» Direction: Rewrite the entries from the first line through the line containing "candle-body xyxy=(168,363,173,366)", inclusive, substituting "y-axis-tick-label" for every "y-tick-label" and leaving everything else unchanged.

» The input:
>> Start
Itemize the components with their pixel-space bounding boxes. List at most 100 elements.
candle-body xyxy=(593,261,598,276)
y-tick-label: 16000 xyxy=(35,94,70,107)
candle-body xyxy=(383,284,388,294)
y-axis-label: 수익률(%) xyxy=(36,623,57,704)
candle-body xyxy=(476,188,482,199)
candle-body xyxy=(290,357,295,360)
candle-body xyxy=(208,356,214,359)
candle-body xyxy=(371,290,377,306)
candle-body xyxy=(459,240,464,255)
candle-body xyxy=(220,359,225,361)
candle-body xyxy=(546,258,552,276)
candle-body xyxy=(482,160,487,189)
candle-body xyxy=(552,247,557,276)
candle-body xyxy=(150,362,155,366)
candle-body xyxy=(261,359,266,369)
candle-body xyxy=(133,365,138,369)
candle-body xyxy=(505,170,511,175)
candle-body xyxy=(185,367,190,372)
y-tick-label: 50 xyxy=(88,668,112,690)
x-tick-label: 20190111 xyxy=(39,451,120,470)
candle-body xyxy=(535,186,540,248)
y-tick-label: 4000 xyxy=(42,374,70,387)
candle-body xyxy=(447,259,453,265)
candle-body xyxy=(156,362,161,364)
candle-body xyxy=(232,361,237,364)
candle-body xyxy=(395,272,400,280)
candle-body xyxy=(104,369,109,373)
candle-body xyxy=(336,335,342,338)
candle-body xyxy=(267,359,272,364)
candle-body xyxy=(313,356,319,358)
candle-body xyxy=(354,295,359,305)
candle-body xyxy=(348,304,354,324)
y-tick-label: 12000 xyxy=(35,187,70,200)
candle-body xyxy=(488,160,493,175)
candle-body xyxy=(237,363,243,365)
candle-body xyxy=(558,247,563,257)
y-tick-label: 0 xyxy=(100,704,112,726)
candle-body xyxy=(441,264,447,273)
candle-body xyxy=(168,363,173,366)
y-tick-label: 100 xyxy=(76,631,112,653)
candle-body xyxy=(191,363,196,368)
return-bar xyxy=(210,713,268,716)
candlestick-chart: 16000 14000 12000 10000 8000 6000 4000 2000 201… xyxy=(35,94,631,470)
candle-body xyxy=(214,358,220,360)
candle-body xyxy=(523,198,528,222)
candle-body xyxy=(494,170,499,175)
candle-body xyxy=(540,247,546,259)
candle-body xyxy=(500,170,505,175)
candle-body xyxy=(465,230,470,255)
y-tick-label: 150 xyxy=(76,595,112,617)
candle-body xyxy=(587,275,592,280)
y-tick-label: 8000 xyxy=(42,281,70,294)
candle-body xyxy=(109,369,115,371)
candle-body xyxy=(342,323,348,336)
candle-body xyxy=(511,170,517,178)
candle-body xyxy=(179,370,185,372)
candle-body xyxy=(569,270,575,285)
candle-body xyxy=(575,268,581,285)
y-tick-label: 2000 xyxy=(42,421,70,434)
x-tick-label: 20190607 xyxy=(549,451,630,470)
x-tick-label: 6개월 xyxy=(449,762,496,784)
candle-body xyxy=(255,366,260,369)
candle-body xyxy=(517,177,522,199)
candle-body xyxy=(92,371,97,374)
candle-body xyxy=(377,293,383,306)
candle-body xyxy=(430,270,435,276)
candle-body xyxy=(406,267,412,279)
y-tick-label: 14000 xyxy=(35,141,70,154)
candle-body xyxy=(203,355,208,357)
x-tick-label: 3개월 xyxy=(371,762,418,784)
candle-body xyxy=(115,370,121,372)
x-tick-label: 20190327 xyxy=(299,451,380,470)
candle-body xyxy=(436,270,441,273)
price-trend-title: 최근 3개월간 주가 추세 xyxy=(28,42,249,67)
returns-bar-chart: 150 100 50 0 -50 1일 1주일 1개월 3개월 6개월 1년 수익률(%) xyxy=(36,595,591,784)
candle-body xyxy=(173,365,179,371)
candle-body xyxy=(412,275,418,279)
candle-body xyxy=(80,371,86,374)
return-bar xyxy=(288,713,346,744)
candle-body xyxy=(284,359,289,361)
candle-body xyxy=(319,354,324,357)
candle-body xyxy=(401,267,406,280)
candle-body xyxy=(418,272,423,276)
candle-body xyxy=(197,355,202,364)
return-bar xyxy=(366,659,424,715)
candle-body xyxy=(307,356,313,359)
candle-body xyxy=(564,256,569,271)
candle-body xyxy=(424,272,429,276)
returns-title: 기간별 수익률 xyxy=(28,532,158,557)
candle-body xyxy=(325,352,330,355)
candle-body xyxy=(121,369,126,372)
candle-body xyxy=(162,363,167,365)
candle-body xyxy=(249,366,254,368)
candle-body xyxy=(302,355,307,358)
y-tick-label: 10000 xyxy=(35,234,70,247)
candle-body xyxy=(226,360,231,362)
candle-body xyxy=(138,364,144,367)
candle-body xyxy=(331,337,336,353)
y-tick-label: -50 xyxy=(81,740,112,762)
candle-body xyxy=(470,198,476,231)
>> End
» Solution:
Itemize the components with their pixel-space bounding boxes. List at most 100 elements.
candle-body xyxy=(593,261,598,276)
y-axis-tick-label: 16000 xyxy=(35,94,70,107)
candle-body xyxy=(383,284,388,294)
y-axis-label: 수익률(%) xyxy=(36,623,57,704)
candle-body xyxy=(476,188,482,199)
candle-body xyxy=(290,357,295,360)
candle-body xyxy=(208,356,214,359)
candle-body xyxy=(371,290,377,306)
candle-body xyxy=(459,240,464,255)
candle-body xyxy=(220,359,225,361)
candle-body xyxy=(546,258,552,276)
candle-body xyxy=(482,160,487,189)
candle-body xyxy=(552,247,557,276)
candle-body xyxy=(150,362,155,366)
candle-body xyxy=(261,359,266,369)
candle-body xyxy=(133,365,138,369)
candle-body xyxy=(505,170,511,175)
candle-body xyxy=(185,367,190,372)
y-axis-tick-label: 50 xyxy=(88,668,112,690)
x-tick-label: 20190111 xyxy=(39,451,120,470)
candle-body xyxy=(535,186,540,248)
y-axis-tick-label: 4000 xyxy=(42,374,70,387)
candle-body xyxy=(447,259,453,265)
candle-body xyxy=(156,362,161,364)
candle-body xyxy=(232,361,237,364)
candle-body xyxy=(395,272,400,280)
candle-body xyxy=(104,369,109,373)
candle-body xyxy=(336,335,342,338)
candle-body xyxy=(267,359,272,364)
candle-body xyxy=(313,356,319,358)
candle-body xyxy=(354,295,359,305)
candle-body xyxy=(348,304,354,324)
y-axis-tick-label: 12000 xyxy=(35,187,70,200)
candle-body xyxy=(488,160,493,175)
candle-body xyxy=(237,363,243,365)
candle-body xyxy=(558,247,563,257)
y-axis-tick-label: 0 xyxy=(100,704,112,726)
candle-body xyxy=(441,264,447,273)
candle-body xyxy=(168,363,173,366)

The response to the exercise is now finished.